## EXERCISE GOAL
According to the following system design document, which three classes were built with the Singleton design pattern?

## DOCUMENT SECTION
┄┄┄┄┄┄┄┄┄┄┄┄┄┄┄┄┄┄┄┄
Design

System Architecture

Our system is mainly composed of the SOTA robot, the Google Speech service, the MySQL database, the Oxford Dictionary API, the Watson Conversation API, and the Watson Text-To-Speech API.

The SOTA robot is responsible for recording the child’s response and creating an audio file to store this response. It is also responsible for playing the response audio file to speak back, as well as moving its different body parts using multi-threading.

The Google Speech API receives the audio file that is generated by SOTA, connects to the Google Cloud service, and converts the speech into text.
The MySQL database is then responsible for storing the response of the child to identify improvements in their language.
The Oxford Dictionary API will define words which the child does not recognise.
The Watson Conversation facility is responsible for identify the child’s response and deciding which branch of the story to follow.
The Watson Text-To-Speech service receives the text to be spoken and generates the appropriate audio file.

Class Diagram

Design Patterns

Singleton

The Singleton design pattern prevents a class from having more than one object instantiated from it during the program life cycle. This is beneficial in scenarios where more than one object would not be allowed to exist. In our project, we made use of the Singleton design pattern in our implementation of classes which control access to paid services. In particular, these classes are the GoogleSpeechToText, WatsonConversation and WatsonTTS classes. We created these classes with private constructors and with static methods to return their instances. As a result of this, we are able to restrict the initialisation of these paid services into one initialisation, such that efficiency will not be compromised and multiple services which incur costs will not run at the same time.

Chain of Responsibility

The Chain of Responsibility design pattern allows objects in our project to be aligned together, similarly to a chain, where each object does not need to be aware of the other objects that will receive its request in the chain. This is beneficial as it allows loose coupling between objects, and also adheres to the Single Responsibility Principle, which states that each object needs to oversee only one particular function of the entire project. In our case, we have implemented the Chain of Responsibility design pattern by creating a chain of command where the Main class interacts with the GoogleSpeechToText class, which in turn makes a decision on whether the request needs to be sent to the OxfordDictionary class or the WatsonConversation class. Ultimately, the WatsonTTS class receives the command at the end of the chain and produces the appropriate audio file.

Facade

The Facade design pattern allows us to wrap the source code of a complex sub-system into a class which acts as a simpler interface to this body of code. As a result, it becomes much easier to conduct the operations and functions provided by the facade class from other classes, which do not need to be aware of specific implementation details to make use of of the class’ functionality. These classes will only need to interact with the simple interface provided by the facade class. We used the Facade design pattern in our project during our implementation of the Database class, which provides a simple functionality to be able to add and print records stored in our database, which involve a series of complex operations.
┄┄┄┄┄┄┄┄┄┄┄┄┄┄┄┄┄┄┄┄
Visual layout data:

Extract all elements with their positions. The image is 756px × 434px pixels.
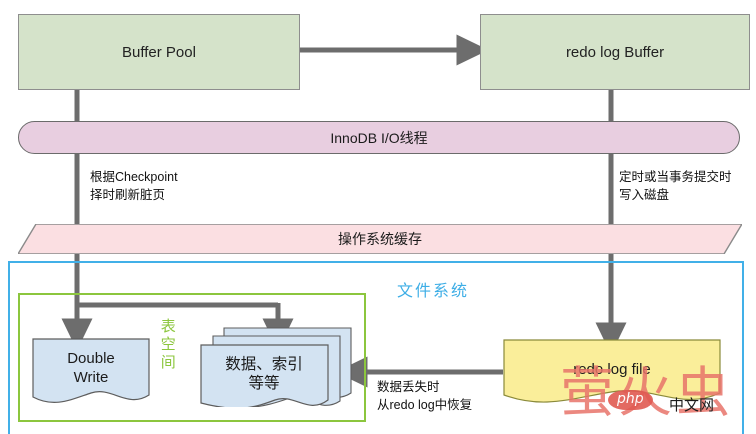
- label-recover-from-redo: 数据丢失时 从redo log中恢复: [377, 378, 557, 414]
- node-double-write[interactable]: Double Write: [32, 338, 150, 406]
- node-buffer-pool[interactable]: Buffer Pool: [18, 14, 300, 90]
- banner-innodb-io-thread-label: InnoDB I/O线程: [330, 128, 427, 148]
- node-buffer-pool-label: Buffer Pool: [122, 44, 196, 61]
- node-redo-log-buffer-label: redo log Buffer: [566, 44, 664, 61]
- container-file-system-label: 文件系统: [397, 277, 469, 301]
- node-redo-log-file-label: redo log file: [503, 361, 721, 378]
- node-data-index-stack[interactable]: 数据、索引 等等: [200, 327, 352, 407]
- banner-os-cache-label: 操作系统缓存: [18, 224, 742, 254]
- data-index-doc-shapes: [200, 327, 352, 407]
- label-timed-commit-write: 定时或当事务提交时 写入磁盘: [619, 168, 756, 204]
- label-checkpoint-flush: 根据Checkpoint 择时刷新脏页: [90, 168, 270, 204]
- diagram-canvas: Buffer Pool redo log Buffer InnoDB I/O线程…: [0, 0, 756, 434]
- container-tablespace-label: 表空间: [156, 318, 178, 372]
- double-write-doc-shape: [32, 338, 150, 406]
- node-redo-log-buffer[interactable]: redo log Buffer: [480, 14, 750, 90]
- banner-os-cache[interactable]: 操作系统缓存: [18, 224, 742, 254]
- banner-innodb-io-thread[interactable]: InnoDB I/O线程: [18, 121, 740, 154]
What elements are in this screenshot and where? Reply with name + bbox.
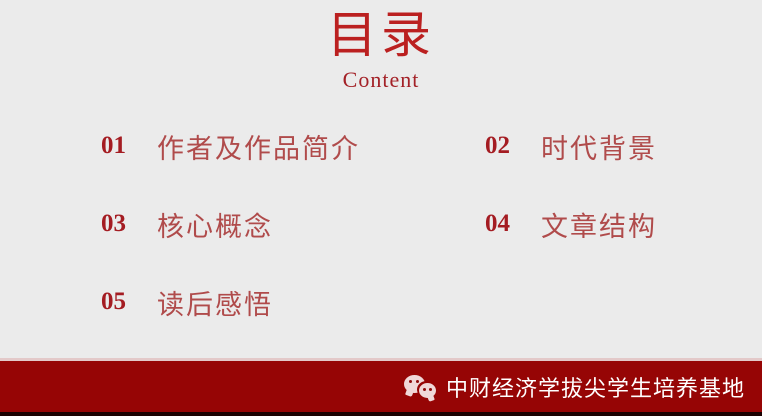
toc-item-number: 01 bbox=[101, 132, 135, 160]
table-of-contents: 01 作者及作品简介 02 时代背景 03 核心概念 04 文章结构 05 读后… bbox=[0, 121, 762, 351]
title-block: 目录 Content bbox=[0, 6, 762, 94]
toc-item-01[interactable]: 01 作者及作品简介 bbox=[0, 121, 382, 171]
footer-bottom-edge bbox=[0, 412, 762, 416]
page-subtitle: Content bbox=[0, 66, 762, 94]
toc-item-number: 03 bbox=[101, 210, 135, 238]
toc-row: 01 作者及作品简介 02 时代背景 bbox=[0, 121, 762, 171]
toc-item-label: 读后感悟 bbox=[157, 283, 273, 322]
toc-item-03[interactable]: 03 核心概念 bbox=[0, 199, 382, 249]
toc-item-04[interactable]: 04 文章结构 bbox=[382, 199, 762, 249]
toc-item-number: 05 bbox=[101, 288, 135, 316]
page-title: 目录 bbox=[0, 6, 762, 64]
footer-account-name: 中财经济学拔尖学生培养基地 bbox=[446, 371, 745, 403]
toc-row: 03 核心概念 04 文章结构 bbox=[0, 199, 762, 249]
toc-item-label: 文章结构 bbox=[541, 205, 657, 244]
toc-item-number: 02 bbox=[485, 132, 519, 160]
toc-item-label: 时代背景 bbox=[541, 127, 657, 166]
wechat-bubble-small bbox=[419, 383, 436, 398]
wechat-eye bbox=[429, 388, 432, 391]
footer-bar: 中财经济学拔尖学生培养基地 bbox=[0, 361, 762, 412]
wechat-icon bbox=[404, 373, 440, 401]
wechat-eye bbox=[409, 380, 412, 383]
toc-item-05[interactable]: 05 读后感悟 bbox=[0, 277, 382, 327]
toc-item-placeholder bbox=[382, 277, 762, 327]
toc-item-label: 核心概念 bbox=[157, 205, 273, 244]
presentation-slide: 目录 Content 01 作者及作品简介 02 时代背景 03 核心概念 04… bbox=[0, 0, 762, 416]
toc-row: 05 读后感悟 bbox=[0, 277, 762, 327]
wechat-eye bbox=[423, 388, 426, 391]
wechat-eye bbox=[416, 380, 419, 383]
toc-item-label: 作者及作品简介 bbox=[157, 127, 360, 166]
toc-item-number: 04 bbox=[485, 210, 519, 238]
toc-item-02[interactable]: 02 时代背景 bbox=[382, 121, 762, 171]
┄┄┄┄┄┄┄┄┄┄┄┄┄┄┄┄┄┄┄┄
## THE RESPONSE
The GoogleSpeechToText, WatsonConversation, and WatsonTTS classes.